- _PROBLEM DETAILS_: Each line that follows should be printed again exactly as it stands.

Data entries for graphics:
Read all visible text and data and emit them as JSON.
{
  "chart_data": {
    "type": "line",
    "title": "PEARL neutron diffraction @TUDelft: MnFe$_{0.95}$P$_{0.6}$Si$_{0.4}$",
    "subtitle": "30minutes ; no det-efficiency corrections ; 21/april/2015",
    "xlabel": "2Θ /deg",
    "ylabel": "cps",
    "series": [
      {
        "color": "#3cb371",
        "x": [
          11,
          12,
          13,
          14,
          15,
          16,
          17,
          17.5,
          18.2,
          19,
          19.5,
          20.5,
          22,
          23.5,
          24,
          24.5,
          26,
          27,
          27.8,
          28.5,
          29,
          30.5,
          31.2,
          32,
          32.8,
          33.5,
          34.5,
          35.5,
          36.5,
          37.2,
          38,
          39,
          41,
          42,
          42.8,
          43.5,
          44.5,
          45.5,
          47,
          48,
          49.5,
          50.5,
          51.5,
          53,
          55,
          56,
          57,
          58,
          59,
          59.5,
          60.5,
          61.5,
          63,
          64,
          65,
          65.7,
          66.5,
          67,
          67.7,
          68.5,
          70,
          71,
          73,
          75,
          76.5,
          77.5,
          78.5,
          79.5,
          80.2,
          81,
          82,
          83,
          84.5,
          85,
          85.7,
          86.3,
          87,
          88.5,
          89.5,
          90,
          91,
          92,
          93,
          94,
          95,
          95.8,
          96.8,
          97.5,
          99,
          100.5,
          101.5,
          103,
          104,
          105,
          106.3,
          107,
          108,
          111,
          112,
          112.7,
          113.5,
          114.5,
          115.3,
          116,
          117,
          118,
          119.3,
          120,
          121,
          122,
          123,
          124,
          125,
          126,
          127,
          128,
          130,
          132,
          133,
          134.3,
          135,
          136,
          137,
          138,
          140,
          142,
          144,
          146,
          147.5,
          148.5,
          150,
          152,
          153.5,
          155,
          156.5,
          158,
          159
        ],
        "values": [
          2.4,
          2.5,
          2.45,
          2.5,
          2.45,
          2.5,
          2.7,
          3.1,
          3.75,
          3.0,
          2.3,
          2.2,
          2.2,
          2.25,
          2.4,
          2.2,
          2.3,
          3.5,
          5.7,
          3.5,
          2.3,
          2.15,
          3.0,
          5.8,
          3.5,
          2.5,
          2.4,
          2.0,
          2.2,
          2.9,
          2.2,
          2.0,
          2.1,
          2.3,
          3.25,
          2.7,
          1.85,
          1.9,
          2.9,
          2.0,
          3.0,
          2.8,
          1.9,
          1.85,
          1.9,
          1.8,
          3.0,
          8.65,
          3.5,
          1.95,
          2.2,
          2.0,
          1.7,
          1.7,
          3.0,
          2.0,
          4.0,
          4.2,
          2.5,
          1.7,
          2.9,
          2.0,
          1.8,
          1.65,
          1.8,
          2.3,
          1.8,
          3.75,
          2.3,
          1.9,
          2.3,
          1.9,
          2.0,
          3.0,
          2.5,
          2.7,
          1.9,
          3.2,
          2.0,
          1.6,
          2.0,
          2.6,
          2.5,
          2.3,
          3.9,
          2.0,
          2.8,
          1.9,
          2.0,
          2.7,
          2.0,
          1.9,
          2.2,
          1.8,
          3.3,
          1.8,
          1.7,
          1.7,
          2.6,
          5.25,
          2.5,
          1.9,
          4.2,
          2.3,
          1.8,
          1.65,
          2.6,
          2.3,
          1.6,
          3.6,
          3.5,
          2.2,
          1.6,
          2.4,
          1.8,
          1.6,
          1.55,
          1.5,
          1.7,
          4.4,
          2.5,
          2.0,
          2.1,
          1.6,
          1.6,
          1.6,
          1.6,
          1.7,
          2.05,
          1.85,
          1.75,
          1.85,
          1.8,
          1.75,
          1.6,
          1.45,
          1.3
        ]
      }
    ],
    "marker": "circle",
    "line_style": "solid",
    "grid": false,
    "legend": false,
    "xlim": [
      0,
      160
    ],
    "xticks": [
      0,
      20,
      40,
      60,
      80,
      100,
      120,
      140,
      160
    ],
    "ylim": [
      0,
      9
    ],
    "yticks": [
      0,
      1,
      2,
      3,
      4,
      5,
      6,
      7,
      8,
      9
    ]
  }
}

- _COMPLETE RESPONSE_:
Read all visible text and data and emit them as JSON.
{
  "chart_data": {
    "type": "line",
    "title": "PEARL neutron diffraction @TUDelft: MnFe$_{0.95}$P$_{0.6}$Si$_{0.4}$",
    "subtitle": "30minutes ; no det-efficiency corrections ; 21/april/2015",
    "xlabel": "2Θ /deg",
    "ylabel": "cps",
    "series": [
      {
        "color": "#3cb371",
        "x": [
          11,
          12,
          13,
          14,
          15,
          16,
          17,
          17.5,
          18.2,
          19,
          19.5,
          20.5,
          22,
          23.5,
          24,
          24.5,
          26,
          27,
          27.8,
          28.5,
          29,
          30.5,
          31.2,
          32,
          32.8,
          33.5,
          34.5,
          35.5,
          36.5,
          37.2,
          38,
          39,
          41,
          42,
          42.8,
          43.5,
          44.5,
          45.5,
          47,
          48,
          49.5,
          50.5,
          51.5,
          53,
          55,
          56,
          57,
          58,
          59,
          59.5,
          60.5,
          61.5,
          63,
          64,
          65,
          65.7,
          66.5,
          67,
          67.7,
          68.5,
          70,
          71,
          73,
          75,
          76.5,
          77.5,
          78.5,
          79.5,
          80.2,
          81,
          82,
          83,
          84.5,
          85,
          85.7,
          86.3,
          87,
          88.5,
          89.5,
          90,
          91,
          92,
          93,
          94,
          95,
          95.8,
          96.8,
          97.5,
          99,
          100.5,
          101.5,
          103,
          104,
          105,
          106.3,
          107,
          108,
          111,
          112,
          112.7,
          113.5,
          114.5,
          115.3,
          116,
          117,
          118,
          119.3,
          120,
          121,
          122,
          123,
          124,
          125,
          126,
          127,
          128,
          130,
          132,
          133,
          134.3,
          135,
          136,
          137,
          138,
          140,
          142,
          144,
          146,
          147.5,
          148.5,
          150,
          152,
          153.5,
          155,
          156.5,
          158,
          159
        ],
        "values": [
          2.4,
          2.5,
          2.45,
          2.5,
          2.45,
          2.5,
          2.7,
          3.1,
          3.75,
          3.0,
          2.3,
          2.2,
          2.2,
          2.25,
          2.4,
          2.2,
          2.3,
          3.5,
          5.7,
          3.5,
          2.3,
          2.15,
          3.0,
          5.8,
          3.5,
          2.5,
          2.4,
          2.0,
          2.2,
          2.9,
          2.2,
          2.0,
          2.1,
          2.3,
          3.25,
          2.7,
          1.85,
          1.9,
          2.9,
          2.0,
          3.0,
          2.8,
          1.9,
          1.85,
          1.9,
          1.8,
          3.0,
          8.65,
          3.5,
          1.95,
          2.2,
          2.0,
          1.7,
          1.7,
          3.0,
          2.0,
          4.0,
          4.2,
          2.5,
          1.7,
          2.9,
          2.0,
          1.8,
          1.65,
          1.8,
          2.3,
          1.8,
          3.75,
          2.3,
          1.9,
          2.3,
          1.9,
          2.0,
          3.0,
          2.5,
          2.7,
          1.9,
          3.2,
          2.0,
          1.6,
          2.0,
          2.6,
          2.5,
          2.3,
          3.9,
          2.0,
          2.8,
          1.9,
          2.0,
          2.7,
          2.0,
          1.9,
          2.2,
          1.8,
          3.3,
          1.8,
          1.7,
          1.7,
          2.6,
          5.25,
          2.5,
          1.9,
          4.2,
          2.3,
          1.8,
          1.65,
          2.6,
          2.3,
          1.6,
          3.6,
          3.5,
          2.2,
          1.6,
          2.4,
          1.8,
          1.6,
          1.55,
          1.5,
          1.7,
          4.4,
          2.5,
          2.0,
          2.1,
          1.6,
          1.6,
          1.6,
          1.6,
          1.7,
          2.05,
          1.85,
          1.75,
          1.85,
          1.8,
          1.75,
          1.6,
          1.45,
          1.3
        ]
      }
    ],
    "marker": "circle",
    "line_style": "solid",
    "grid": false,
    "legend": false,
    "xlim": [
      0,
      160
    ],
    "xticks": [
      0,
      20,
      40,
      60,
      80,
      100,
      120,
      140,
      160
    ],
    "ylim": [
      0,
      9
    ],
    "yticks": [
      0,
      1,
      2,
      3,
      4,
      5,
      6,
      7,
      8,
      9
    ]
  }
}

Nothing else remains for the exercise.